Data entries
START
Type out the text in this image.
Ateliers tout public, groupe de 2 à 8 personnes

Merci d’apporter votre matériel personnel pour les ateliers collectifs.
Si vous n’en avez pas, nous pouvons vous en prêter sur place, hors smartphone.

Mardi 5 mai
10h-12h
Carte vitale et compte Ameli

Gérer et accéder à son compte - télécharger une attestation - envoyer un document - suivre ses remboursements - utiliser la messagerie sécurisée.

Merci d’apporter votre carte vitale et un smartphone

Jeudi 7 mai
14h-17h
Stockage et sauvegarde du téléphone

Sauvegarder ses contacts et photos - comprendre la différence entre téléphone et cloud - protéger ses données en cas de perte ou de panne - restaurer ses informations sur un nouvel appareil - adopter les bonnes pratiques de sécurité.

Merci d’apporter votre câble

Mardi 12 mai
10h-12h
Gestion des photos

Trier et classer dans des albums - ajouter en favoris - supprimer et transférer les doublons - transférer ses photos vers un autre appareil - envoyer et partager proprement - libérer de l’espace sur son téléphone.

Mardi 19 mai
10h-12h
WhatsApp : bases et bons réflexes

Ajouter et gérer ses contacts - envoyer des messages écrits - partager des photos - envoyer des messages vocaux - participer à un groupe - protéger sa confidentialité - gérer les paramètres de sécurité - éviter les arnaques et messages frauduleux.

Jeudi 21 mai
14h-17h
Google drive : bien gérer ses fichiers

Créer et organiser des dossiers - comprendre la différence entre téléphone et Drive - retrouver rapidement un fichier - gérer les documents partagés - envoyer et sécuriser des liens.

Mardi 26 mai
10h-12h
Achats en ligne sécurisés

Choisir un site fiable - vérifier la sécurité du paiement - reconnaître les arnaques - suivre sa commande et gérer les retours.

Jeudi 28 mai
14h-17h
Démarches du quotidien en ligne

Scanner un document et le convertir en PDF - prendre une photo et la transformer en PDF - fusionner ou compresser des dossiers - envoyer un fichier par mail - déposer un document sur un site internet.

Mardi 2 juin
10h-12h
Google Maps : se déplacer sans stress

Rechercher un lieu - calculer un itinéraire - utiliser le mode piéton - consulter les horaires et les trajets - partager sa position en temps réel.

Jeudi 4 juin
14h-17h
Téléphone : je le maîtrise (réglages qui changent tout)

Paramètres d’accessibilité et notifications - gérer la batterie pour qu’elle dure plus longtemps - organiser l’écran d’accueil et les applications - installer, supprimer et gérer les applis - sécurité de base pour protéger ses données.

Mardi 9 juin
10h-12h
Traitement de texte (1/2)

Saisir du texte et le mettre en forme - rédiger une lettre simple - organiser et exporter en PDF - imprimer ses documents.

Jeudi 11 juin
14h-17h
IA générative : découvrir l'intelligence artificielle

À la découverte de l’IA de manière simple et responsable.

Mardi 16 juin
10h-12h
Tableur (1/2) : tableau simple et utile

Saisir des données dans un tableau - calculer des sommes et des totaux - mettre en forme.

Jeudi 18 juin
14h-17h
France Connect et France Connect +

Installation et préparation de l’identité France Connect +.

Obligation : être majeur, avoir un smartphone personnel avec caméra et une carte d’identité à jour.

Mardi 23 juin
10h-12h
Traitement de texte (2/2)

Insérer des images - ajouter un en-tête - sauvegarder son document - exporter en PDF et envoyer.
END
* [DO THIS]:
Print the whole listing exactly as it is.

* [RESPONSE TO THIS TASK]:
Type out the text in this image.
Ateliers tout public, groupe de 2 à 8 personnes

Merci d’apporter votre matériel personnel pour les ateliers collectifs.
Si vous n’en avez pas, nous pouvons vous en prêter sur place, hors smartphone.

Mardi 5 mai
10h-12h
Carte vitale et compte Ameli

Gérer et accéder à son compte - télécharger une attestation - envoyer un document - suivre ses remboursements - utiliser la messagerie sécurisée.

Merci d’apporter votre carte vitale et un smartphone

Jeudi 7 mai
14h-17h
Stockage et sauvegarde du téléphone

Sauvegarder ses contacts et photos - comprendre la différence entre téléphone et cloud - protéger ses données en cas de perte ou de panne - restaurer ses informations sur un nouvel appareil - adopter les bonnes pratiques de sécurité.

Merci d’apporter votre câble

Mardi 12 mai
10h-12h
Gestion des photos

Trier et classer dans des albums - ajouter en favoris - supprimer et transférer les doublons - transférer ses photos vers un autre appareil - envoyer et partager proprement - libérer de l’espace sur son téléphone.

Mardi 19 mai
10h-12h
WhatsApp : bases et bons réflexes

Ajouter et gérer ses contacts - envoyer des messages écrits - partager des photos - envoyer des messages vocaux - participer à un groupe - protéger sa confidentialité - gérer les paramètres de sécurité - éviter les arnaques et messages frauduleux.

Jeudi 21 mai
14h-17h
Google drive : bien gérer ses fichiers

Créer et organiser des dossiers - comprendre la différence entre téléphone et Drive - retrouver rapidement un fichier - gérer les documents partagés - envoyer et sécuriser des liens.

Mardi 26 mai
10h-12h
Achats en ligne sécurisés

Choisir un site fiable - vérifier la sécurité du paiement - reconnaître les arnaques - suivre sa commande et gérer les retours.

Jeudi 28 mai
14h-17h
Démarches du quotidien en ligne

Scanner un document et le convertir en PDF - prendre une photo et la transformer en PDF - fusionner ou compresser des dossiers - envoyer un fichier par mail - déposer un document sur un site internet.

Mardi 2 juin
10h-12h
Google Maps : se déplacer sans stress

Rechercher un lieu - calculer un itinéraire - utiliser le mode piéton - consulter les horaires et les trajets - partager sa position en temps réel.

Jeudi 4 juin
14h-17h
Téléphone : je le maîtrise (réglages qui changent tout)

Paramètres d’accessibilité et notifications - gérer la batterie pour qu’elle dure plus longtemps - organiser l’écran d’accueil et les applications - installer, supprimer et gérer les applis - sécurité de base pour protéger ses données.

Mardi 9 juin
10h-12h
Traitement de texte (1/2)

Saisir du texte et le mettre en forme - rédiger une lettre simple - organiser et exporter en PDF - imprimer ses documents.

Jeudi 11 juin
14h-17h
IA générative : découvrir l'intelligence artificielle

À la découverte de l’IA de manière simple et responsable.

Mardi 16 juin
10h-12h
Tableur (1/2) : tableau simple et utile

Saisir des données dans un tableau - calculer des sommes et des totaux - mettre en forme.

Jeudi 18 juin
14h-17h
France Connect et France Connect +

Installation et préparation de l’identité France Connect +.

Obligation : être majeur, avoir un smartphone personnel avec caméra et une carte d’identité à jour.

Mardi 23 juin
10h-12h
Traitement de texte (2/2)

Insérer des images - ajouter un en-tête - sauvegarder son document - exporter en PDF et envoyer.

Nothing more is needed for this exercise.